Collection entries
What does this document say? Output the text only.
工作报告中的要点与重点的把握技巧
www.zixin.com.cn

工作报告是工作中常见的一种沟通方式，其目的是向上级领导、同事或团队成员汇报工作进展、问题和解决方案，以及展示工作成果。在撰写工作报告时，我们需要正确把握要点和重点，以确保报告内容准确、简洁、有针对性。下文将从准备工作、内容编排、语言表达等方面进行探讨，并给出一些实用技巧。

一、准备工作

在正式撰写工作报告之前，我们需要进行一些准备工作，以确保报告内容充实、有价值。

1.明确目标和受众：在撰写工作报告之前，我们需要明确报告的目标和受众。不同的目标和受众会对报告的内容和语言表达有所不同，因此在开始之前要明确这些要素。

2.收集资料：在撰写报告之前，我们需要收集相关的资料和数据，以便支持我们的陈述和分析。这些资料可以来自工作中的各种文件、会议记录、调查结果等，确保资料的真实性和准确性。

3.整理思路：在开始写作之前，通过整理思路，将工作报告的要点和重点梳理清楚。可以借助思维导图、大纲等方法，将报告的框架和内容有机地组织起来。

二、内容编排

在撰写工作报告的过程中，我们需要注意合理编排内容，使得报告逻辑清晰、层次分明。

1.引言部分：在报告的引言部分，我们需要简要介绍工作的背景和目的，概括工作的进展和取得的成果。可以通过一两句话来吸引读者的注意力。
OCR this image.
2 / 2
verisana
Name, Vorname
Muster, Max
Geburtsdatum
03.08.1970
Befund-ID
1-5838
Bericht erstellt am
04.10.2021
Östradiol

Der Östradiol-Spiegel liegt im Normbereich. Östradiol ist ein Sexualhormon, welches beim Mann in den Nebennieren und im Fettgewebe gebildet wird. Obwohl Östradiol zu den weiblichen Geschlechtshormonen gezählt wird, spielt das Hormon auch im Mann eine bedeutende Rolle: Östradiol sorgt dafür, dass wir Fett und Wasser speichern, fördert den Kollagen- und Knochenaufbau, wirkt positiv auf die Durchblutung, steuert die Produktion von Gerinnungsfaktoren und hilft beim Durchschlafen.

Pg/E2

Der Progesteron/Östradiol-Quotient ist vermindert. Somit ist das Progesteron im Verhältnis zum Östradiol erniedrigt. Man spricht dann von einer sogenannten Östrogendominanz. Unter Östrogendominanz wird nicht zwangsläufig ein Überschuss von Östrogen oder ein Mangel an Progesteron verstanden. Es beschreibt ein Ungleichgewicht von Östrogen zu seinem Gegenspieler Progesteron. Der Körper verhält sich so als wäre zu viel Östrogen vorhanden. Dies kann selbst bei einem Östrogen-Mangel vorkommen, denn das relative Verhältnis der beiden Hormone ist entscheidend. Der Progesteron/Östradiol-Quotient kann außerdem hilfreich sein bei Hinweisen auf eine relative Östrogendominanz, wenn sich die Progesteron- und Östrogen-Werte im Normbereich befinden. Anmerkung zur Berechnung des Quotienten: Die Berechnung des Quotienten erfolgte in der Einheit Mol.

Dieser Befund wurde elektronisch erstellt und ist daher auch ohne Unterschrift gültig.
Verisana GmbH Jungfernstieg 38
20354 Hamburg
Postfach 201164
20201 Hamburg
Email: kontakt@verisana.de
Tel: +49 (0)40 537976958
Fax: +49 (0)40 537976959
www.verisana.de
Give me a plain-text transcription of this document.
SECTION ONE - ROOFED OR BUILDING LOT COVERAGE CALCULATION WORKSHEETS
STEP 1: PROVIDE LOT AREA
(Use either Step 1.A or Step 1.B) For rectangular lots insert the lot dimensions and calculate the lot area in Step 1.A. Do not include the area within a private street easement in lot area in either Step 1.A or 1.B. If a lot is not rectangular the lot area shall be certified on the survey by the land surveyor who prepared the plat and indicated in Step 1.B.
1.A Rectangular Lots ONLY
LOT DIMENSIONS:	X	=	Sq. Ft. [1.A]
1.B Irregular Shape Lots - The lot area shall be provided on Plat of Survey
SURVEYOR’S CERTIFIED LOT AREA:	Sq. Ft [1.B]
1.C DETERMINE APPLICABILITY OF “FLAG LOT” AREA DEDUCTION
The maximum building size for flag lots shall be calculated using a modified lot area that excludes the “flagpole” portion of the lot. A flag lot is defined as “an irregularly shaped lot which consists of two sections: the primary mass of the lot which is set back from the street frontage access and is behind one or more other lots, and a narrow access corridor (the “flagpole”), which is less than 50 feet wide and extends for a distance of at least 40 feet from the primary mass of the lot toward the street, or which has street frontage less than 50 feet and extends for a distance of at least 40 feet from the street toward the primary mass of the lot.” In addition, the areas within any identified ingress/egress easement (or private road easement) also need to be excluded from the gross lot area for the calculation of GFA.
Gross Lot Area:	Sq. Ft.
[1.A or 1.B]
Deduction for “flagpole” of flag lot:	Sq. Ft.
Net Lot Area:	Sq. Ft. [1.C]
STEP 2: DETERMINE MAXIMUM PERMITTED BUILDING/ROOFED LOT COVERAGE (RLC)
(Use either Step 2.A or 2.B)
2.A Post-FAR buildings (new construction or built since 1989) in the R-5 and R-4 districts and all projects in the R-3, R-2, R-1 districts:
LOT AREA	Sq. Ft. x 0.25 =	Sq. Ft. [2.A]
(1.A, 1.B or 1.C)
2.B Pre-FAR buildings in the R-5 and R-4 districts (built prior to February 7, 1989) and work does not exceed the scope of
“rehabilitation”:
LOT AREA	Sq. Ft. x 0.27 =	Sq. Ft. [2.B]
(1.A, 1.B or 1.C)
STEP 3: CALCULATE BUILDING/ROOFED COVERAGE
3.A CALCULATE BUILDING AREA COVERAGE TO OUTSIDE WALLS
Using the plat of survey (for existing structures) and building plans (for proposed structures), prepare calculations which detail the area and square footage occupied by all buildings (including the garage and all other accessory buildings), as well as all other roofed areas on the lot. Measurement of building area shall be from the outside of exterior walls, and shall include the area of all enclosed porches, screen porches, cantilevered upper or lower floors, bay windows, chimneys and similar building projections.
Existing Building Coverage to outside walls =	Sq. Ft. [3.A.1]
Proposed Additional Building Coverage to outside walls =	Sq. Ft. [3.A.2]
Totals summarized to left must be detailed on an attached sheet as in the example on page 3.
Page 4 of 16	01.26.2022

— What you are asked to do —
All of the data shown above must be copied exactly.

— Worked solution —
What does this document say? Output the text only.
工作报告中的要点与重点的把握技巧
www.zixin.com.cn

工作报告是工作中常见的一种沟通方式，其目的是向上级领导、同事或团队成员汇报工作进展、问题和解决方案，以及展示工作成果。在撰写工作报告时，我们需要正确把握要点和重点，以确保报告内容准确、简洁、有针对性。下文将从准备工作、内容编排、语言表达等方面进行探讨，并给出一些实用技巧。

一、准备工作

在正式撰写工作报告之前，我们需要进行一些准备工作，以确保报告内容充实、有价值。

1.明确目标和受众：在撰写工作报告之前，我们需要明确报告的目标和受众。不同的目标和受众会对报告的内容和语言表达有所不同，因此在开始之前要明确这些要素。

2.收集资料：在撰写报告之前，我们需要收集相关的资料和数据，以便支持我们的陈述和分析。这些资料可以来自工作中的各种文件、会议记录、调查结果等，确保资料的真实性和准确性。

3.整理思路：在开始写作之前，通过整理思路，将工作报告的要点和重点梳理清楚。可以借助思维导图、大纲等方法，将报告的框架和内容有机地组织起来。

二、内容编排

在撰写工作报告的过程中，我们需要注意合理编排内容，使得报告逻辑清晰、层次分明。

1.引言部分：在报告的引言部分，我们需要简要介绍工作的背景和目的，概括工作的进展和取得的成果。可以通过一两句话来吸引读者的注意力。
OCR this image.
2 / 2
verisana
Name, Vorname
Muster, Max
Geburtsdatum
03.08.1970
Befund-ID
1-5838
Bericht erstellt am
04.10.2021
Östradiol

Der Östradiol-Spiegel liegt im Normbereich. Östradiol ist ein Sexualhormon, welches beim Mann in den Nebennieren und im Fettgewebe gebildet wird. Obwohl Östradiol zu den weiblichen Geschlechtshormonen gezählt wird, spielt das Hormon auch im Mann eine bedeutende Rolle: Östradiol sorgt dafür, dass wir Fett und Wasser speichern, fördert den Kollagen- und Knochenaufbau, wirkt positiv auf die Durchblutung, steuert die Produktion von Gerinnungsfaktoren und hilft beim Durchschlafen.

Pg/E2

Der Progesteron/Östradiol-Quotient ist vermindert. Somit ist das Progesteron im Verhältnis zum Östradiol erniedrigt. Man spricht dann von einer sogenannten Östrogendominanz. Unter Östrogendominanz wird nicht zwangsläufig ein Überschuss von Östrogen oder ein Mangel an Progesteron verstanden. Es beschreibt ein Ungleichgewicht von Östrogen zu seinem Gegenspieler Progesteron. Der Körper verhält sich so als wäre zu viel Östrogen vorhanden. Dies kann selbst bei einem Östrogen-Mangel vorkommen, denn das relative Verhältnis der beiden Hormone ist entscheidend. Der Progesteron/Östradiol-Quotient kann außerdem hilfreich sein bei Hinweisen auf eine relative Östrogendominanz, wenn sich die Progesteron- und Östrogen-Werte im Normbereich befinden. Anmerkung zur Berechnung des Quotienten: Die Berechnung des Quotienten erfolgte in der Einheit Mol.

Dieser Befund wurde elektronisch erstellt und ist daher auch ohne Unterschrift gültig.
Verisana GmbH Jungfernstieg 38
20354 Hamburg
Postfach 201164
20201 Hamburg
Email: kontakt@verisana.de
Tel: +49 (0)40 537976958
Fax: +49 (0)40 537976959
www.verisana.de
Give me a plain-text transcription of this document.
SECTION ONE - ROOFED OR BUILDING LOT COVERAGE CALCULATION WORKSHEETS
STEP 1: PROVIDE LOT AREA
(Use either Step 1.A or Step 1.B) For rectangular lots insert the lot dimensions and calculate the lot area in Step 1.A. Do not include the area within a private street easement in lot area in either Step 1.A or 1.B. If a lot is not rectangular the lot area shall be certified on the survey by the land surveyor who prepared the plat and indicated in Step 1.B.
1.A Rectangular Lots ONLY
LOT DIMENSIONS:	X	=	Sq. Ft. [1.A]
1.B Irregular Shape Lots - The lot area shall be provided on Plat of Survey
SURVEYOR’S CERTIFIED LOT AREA:	Sq. Ft [1.B]
1.C DETERMINE APPLICABILITY OF “FLAG LOT” AREA DEDUCTION
The maximum building size for flag lots shall be calculated using a modified lot area that excludes the “flagpole” portion of the lot. A flag lot is defined as “an irregularly shaped lot which consists of two sections: the primary mass of the lot which is set back from the street frontage access and is behind one or more other lots, and a narrow access corridor (the “flagpole”), which is less than 50 feet wide and extends for a distance of at least 40 feet from the primary mass of the lot toward the street, or which has street frontage less than 50 feet and extends for a distance of at least 40 feet from the street toward the primary mass of the lot.” In addition, the areas within any identified ingress/egress easement (or private road easement) also need to be excluded from the gross lot area for the calculation of GFA.
Gross Lot Area:	Sq. Ft.
[1.A or 1.B]
Deduction for “flagpole” of flag lot:	Sq. Ft.
Net Lot Area:	Sq. Ft. [1.C]
STEP 2: DETERMINE MAXIMUM PERMITTED BUILDING/ROOFED LOT COVERAGE (RLC)
(Use either Step 2.A or 2.B)
2.A Post-FAR buildings (new construction or built since 1989) in the R-5 and R-4 districts and all projects in the R-3, R-2, R-1 districts:
LOT AREA	Sq. Ft. x 0.25 =	Sq. Ft. [2.A]
(1.A, 1.B or 1.C)
2.B Pre-FAR buildings in the R-5 and R-4 districts (built prior to February 7, 1989) and work does not exceed the scope of
“rehabilitation”:
LOT AREA	Sq. Ft. x 0.27 =	Sq. Ft. [2.B]
(1.A, 1.B or 1.C)
STEP 3: CALCULATE BUILDING/ROOFED COVERAGE
3.A CALCULATE BUILDING AREA COVERAGE TO OUTSIDE WALLS
Using the plat of survey (for existing structures) and building plans (for proposed structures), prepare calculations which detail the area and square footage occupied by all buildings (including the garage and all other accessory buildings), as well as all other roofed areas on the lot. Measurement of building area shall be from the outside of exterior walls, and shall include the area of all enclosed porches, screen porches, cantilevered upper or lower floors, bay windows, chimneys and similar building projections.
Existing Building Coverage to outside walls =	Sq. Ft. [3.A.1]
Proposed Additional Building Coverage to outside walls =	Sq. Ft. [3.A.2]
Totals summarized to left must be detailed on an attached sheet as in the example on page 3.
Page 4 of 16	01.26.2022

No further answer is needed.